◆ Task inputs ◆

_____

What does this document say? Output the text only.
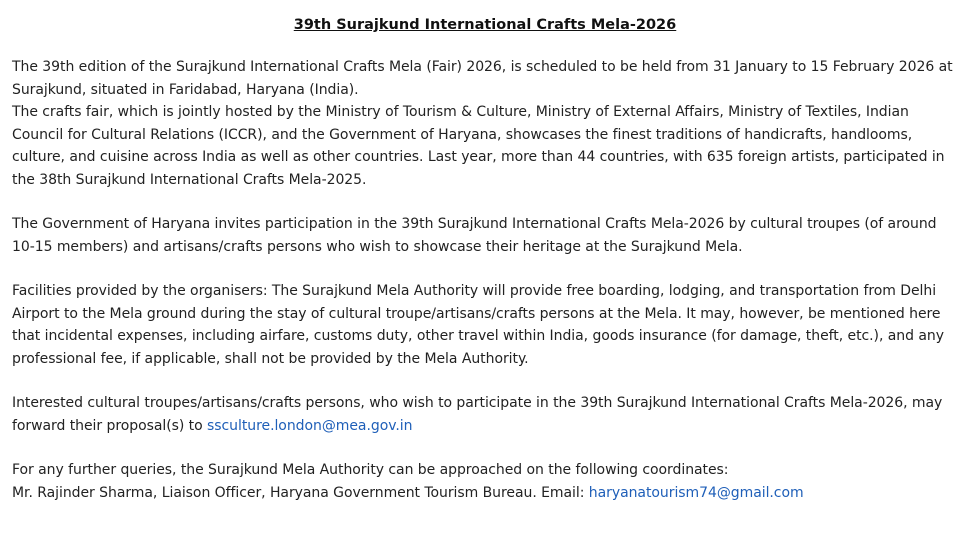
39th Surajkund International Crafts Mela-2026

The 39th edition of the Surajkund International Crafts Mela (Fair) 2026, is scheduled to be held from 31 January to 15 February 2026 at Surajkund, situated in Faridabad, Haryana (India).

The crafts fair, which is jointly hosted by the Ministry of Tourism & Culture, Ministry of External Affairs, Ministry of Textiles, Indian Council for Cultural Relations (ICCR), and the Government of Haryana, showcases the finest traditions of handicrafts, handlooms, culture, and cuisine across India as well as other countries. Last year, more than 44 countries, with 635 foreign artists, participated in the 38th Surajkund International Crafts Mela-2025.

The Government of Haryana invites participation in the 39th Surajkund International Crafts Mela-2026 by cultural troupes (of around 10-15 members) and artisans/crafts persons who wish to showcase their heritage at the Surajkund Mela.

Facilities provided by the organisers: The Surajkund Mela Authority will provide free boarding, lodging, and transportation from Delhi Airport to the Mela ground during the stay of cultural troupe/artisans/crafts persons at the Mela. It may, however, be mentioned here that incidental expenses, including airfare, customs duty, other travel within India, goods insurance (for damage, theft, etc.), and any professional fee, if applicable, shall not be provided by the Mela Authority.

Interested cultural troupes/artisans/crafts persons, who wish to participate in the 39th Surajkund International Crafts Mela-2026, may forward their proposal(s) to ssculture.london@mea.gov.in

For any further queries, the Surajkund Mela Authority can be approached on the following coordinates:

Mr. Rajinder Sharma, Liaison Officer, Haryana Government Tourism Bureau. Email: haryanatourism74@gmail.com
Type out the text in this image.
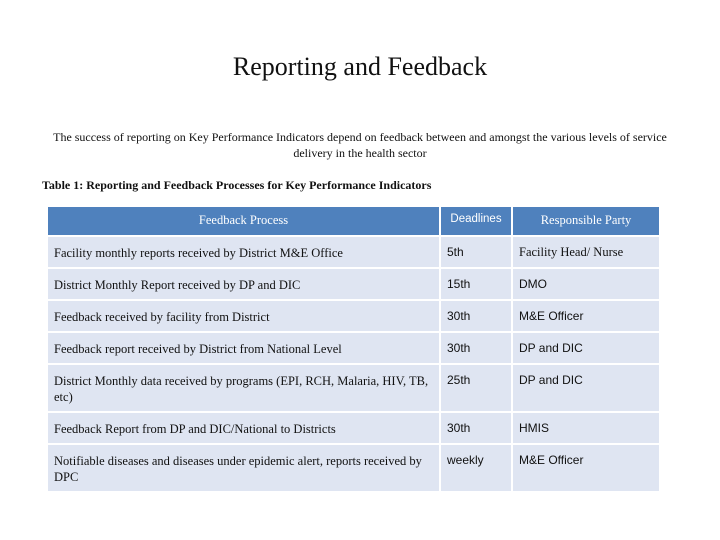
Reporting and Feedback
The success of reporting on Key Performance Indicators depend on feedback between and amongst the various levels of service delivery in the health sector
Table 1: Reporting and Feedback Processes for Key Performance Indicators
Feedback Process	Deadlines	Responsible Party
Facility monthly reports received by District M&E Office	5th	Facility Head/ Nurse
District Monthly Report received by DP and DIC	15th	DMO
Feedback received by facility from District	30th	M&E Officer
Feedback report received by District from National Level	30th	DP and DIC
District Monthly data received by programs (EPI, RCH, Malaria, HIV, TB, etc)	25th	DP and DIC
Feedback Report from DP and DIC/National to Districts	30th	HMIS
Notifiable diseases and diseases under epidemic alert, reports received by DPC	weekly	M&E Officer
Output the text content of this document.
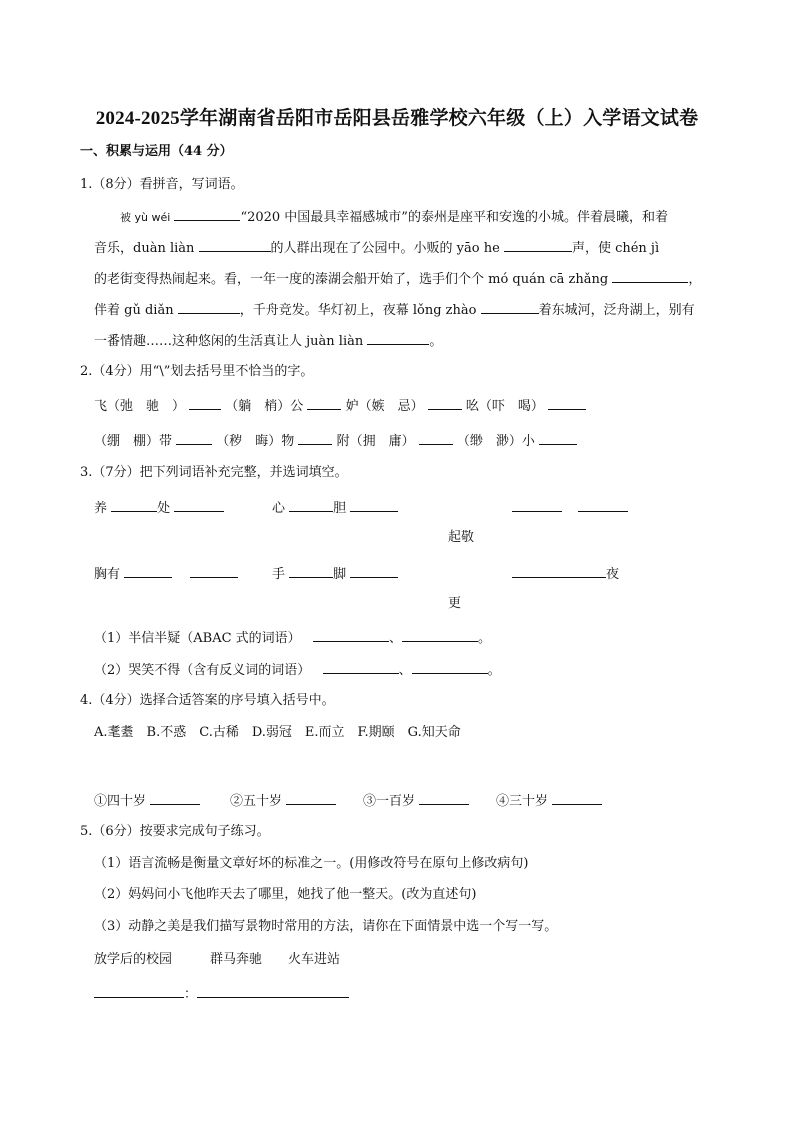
2024-2025学年湖南省岳阳市岳阳县岳雅学校六年级（上）入学语文试卷
一、积累与运用（44 分）
1.（8分）看拼音，写词语。
被 yù wéi	“2020 中国最具幸福感城市”的泰州是座平和安逸的小城。伴着晨曦，和着
音乐，duàn liàn	的人群出现在了公园中。小贩的 yāo he	声，使 chén jì
的老街变得热闹起来。看，一年一度的溱湖会船开始了，选手们个个 mó quán cā zhǎng	，
伴着 gǔ diǎn	，千舟竞发。华灯初上，夜幕 lǒng zhào	着东城河，泛舟湖上，别有
一番情趣……这种悠闲的生活真让人 juàn liàn	。
2.（4分）用“\”划去括号里不恰当的字。
飞（弛　驰　）	（躺　梢）公	妒（嫉　忌）	吆（吓　喝）
（绷　棚）带	（秽　晦）物	附（拥　庸）	（缈　渺）小
3.（7分）把下列词语补充完整，并选词填空。
养	处	心	胆

起敬
胸有	手	脚	夜
更
（1）半信半疑（ABAC 式的词语）	、	。
（2）哭笑不得（含有反义词的词语）	、	。
4.（4分）选择合适答案的序号填入括号中。
A.耄耋　B.不惑　C.古稀　D.弱冠　E.而立　F.期颐　G.知天命
①四十岁	②五十岁	③一百岁	④三十岁
5.（6分）按要求完成句子练习。
（1）语言流畅是衡量文章好坏的标准之一。(用修改符号在原句上修改病句)
（2）妈妈问小飞他昨天去了哪里，她找了他一整天。(改为直述句)
（3）动静之美是我们描写景物时常用的方法，请你在下面情景中选一个写一写。
放学后的校园	群马奔驰 火车进站
：
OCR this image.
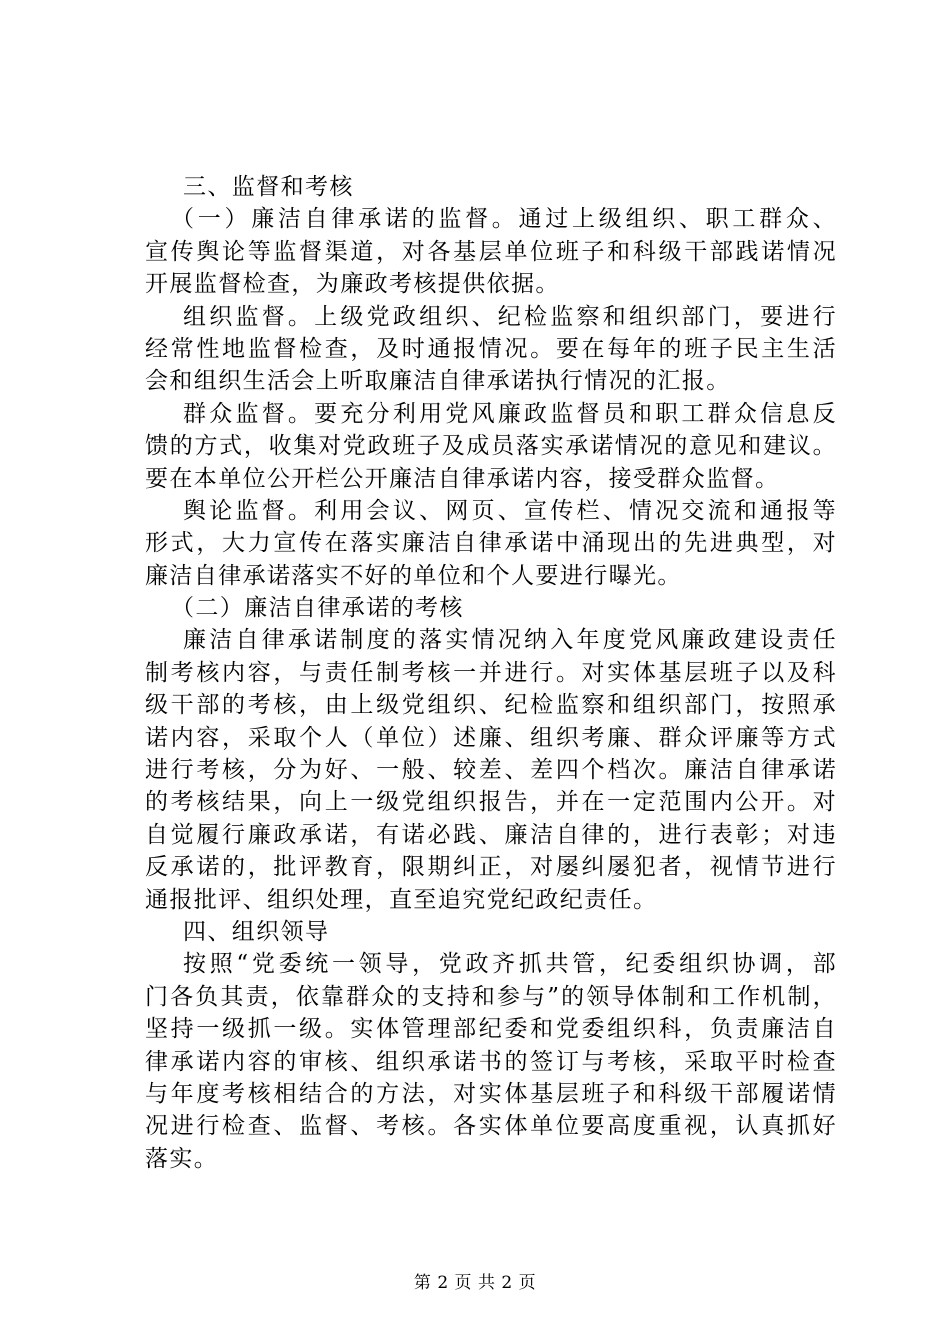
三、监督和考核
（一）廉洁自律承诺的监督。通过上级组织、职工群众、
宣传舆论等监督渠道，对各基层单位班子和科级干部践诺情况
开展监督检查，为廉政考核提供依据。
组织监督。上级党政组织、纪检监察和组织部门，要进行
经常性地监督检查，及时通报情况。要在每年的班子民主生活
会和组织生活会上听取廉洁自律承诺执行情况的汇报。
群众监督。要充分利用党风廉政监督员和职工群众信息反
馈的方式，收集对党政班子及成员落实承诺情况的意见和建议。
要在本单位公开栏公开廉洁自律承诺内容，接受群众监督。
舆论监督。利用会议、网页、宣传栏、情况交流和通报等
形式，大力宣传在落实廉洁自律承诺中涌现出的先进典型，对
廉洁自律承诺落实不好的单位和个人要进行曝光。
（二）廉洁自律承诺的考核
廉洁自律承诺制度的落实情况纳入年度党风廉政建设责任
制考核内容，与责任制考核一并进行。对实体基层班子以及科
级干部的考核，由上级党组织、纪检监察和组织部门，按照承
诺内容，采取个人（单位）述廉、组织考廉、群众评廉等方式
进行考核，分为好、一般、较差、差四个档次。廉洁自律承诺
的考核结果，向上一级党组织报告，并在一定范围内公开。对
自觉履行廉政承诺，有诺必践、廉洁自律的，进行表彰；对违
反承诺的，批评教育，限期纠正，对屡纠屡犯者，视情节进行
通报批评、组织处理，直至追究党纪政纪责任。
四、组织领导
按照“党委统一领导，党政齐抓共管，纪委组织协调，部
门各负其责，依靠群众的支持和参与”的领导体制和工作机制，
坚持一级抓一级。实体管理部纪委和党委组织科，负责廉洁自
律承诺内容的审核、组织承诺书的签订与考核，采取平时检查
与年度考核相结合的方法，对实体基层班子和科级干部履诺情
况进行检查、监督、考核。各实体单位要高度重视，认真抓好
落实。
第 2 页 共 2 页
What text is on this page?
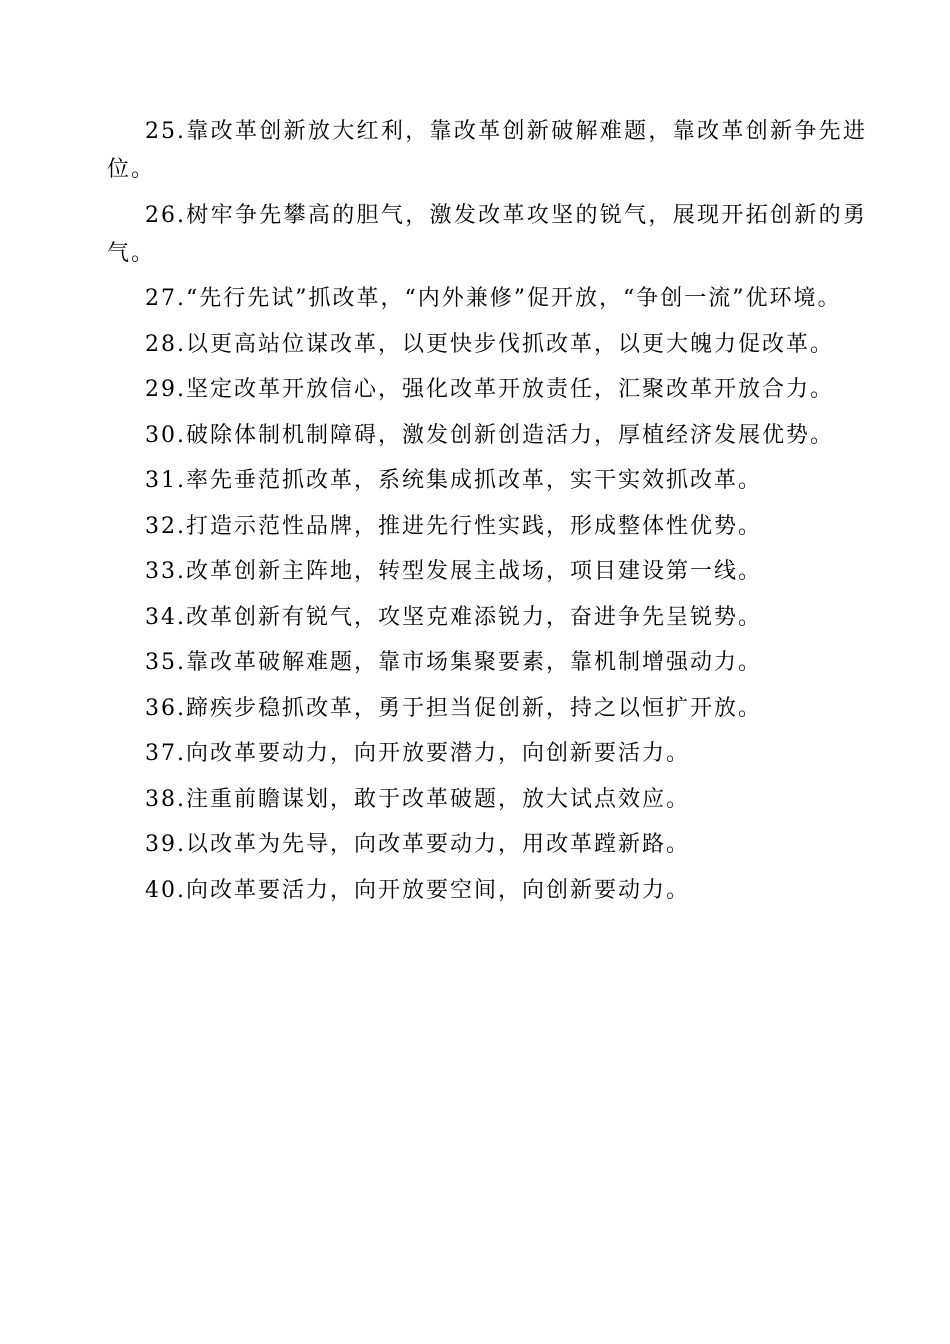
25.靠改革创新放大红利，靠改革创新破解难题，靠改革创新争先进位。

26.树牢争先攀高的胆气，激发改革攻坚的锐气，展现开拓创新的勇气。

27.“先行先试”抓改革，“内外兼修”促开放，“争创一流”优环境。

28.以更高站位谋改革，以更快步伐抓改革，以更大魄力促改革。

29.坚定改革开放信心，强化改革开放责任，汇聚改革开放合力。

30.破除体制机制障碍，激发创新创造活力，厚植经济发展优势。

31.率先垂范抓改革，系统集成抓改革，实干实效抓改革。

32.打造示范性品牌，推进先行性实践，形成整体性优势。

33.改革创新主阵地，转型发展主战场，项目建设第一线。

34.改革创新有锐气，攻坚克难添锐力，奋进争先呈锐势。

35.靠改革破解难题，靠市场集聚要素，靠机制增强动力。

36.蹄疾步稳抓改革，勇于担当促创新，持之以恒扩开放。

37.向改革要动力，向开放要潜力，向创新要活力。

38.注重前瞻谋划，敢于改革破题，放大试点效应。

39.以改革为先导，向改革要动力，用改革蹚新路。

40.向改革要活力，向开放要空间，向创新要动力。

_____

◆ To do ◆
Which lines in the data above contain "troupes"? Show each one.

◆ Task output ◆
The Government of Haryana invites participation in the 39th Surajkund International Crafts Mela-2026 by cultural troupes (of around 10-15 members) and artisans/crafts persons who wish to showcase their heritage at the Surajkund Mela.
Interested cultural troupes/artisans/crafts persons, who wish to participate in the 39th Surajkund International Crafts Mela-2026, may forward their proposal(s) to ssculture.london@mea.gov.in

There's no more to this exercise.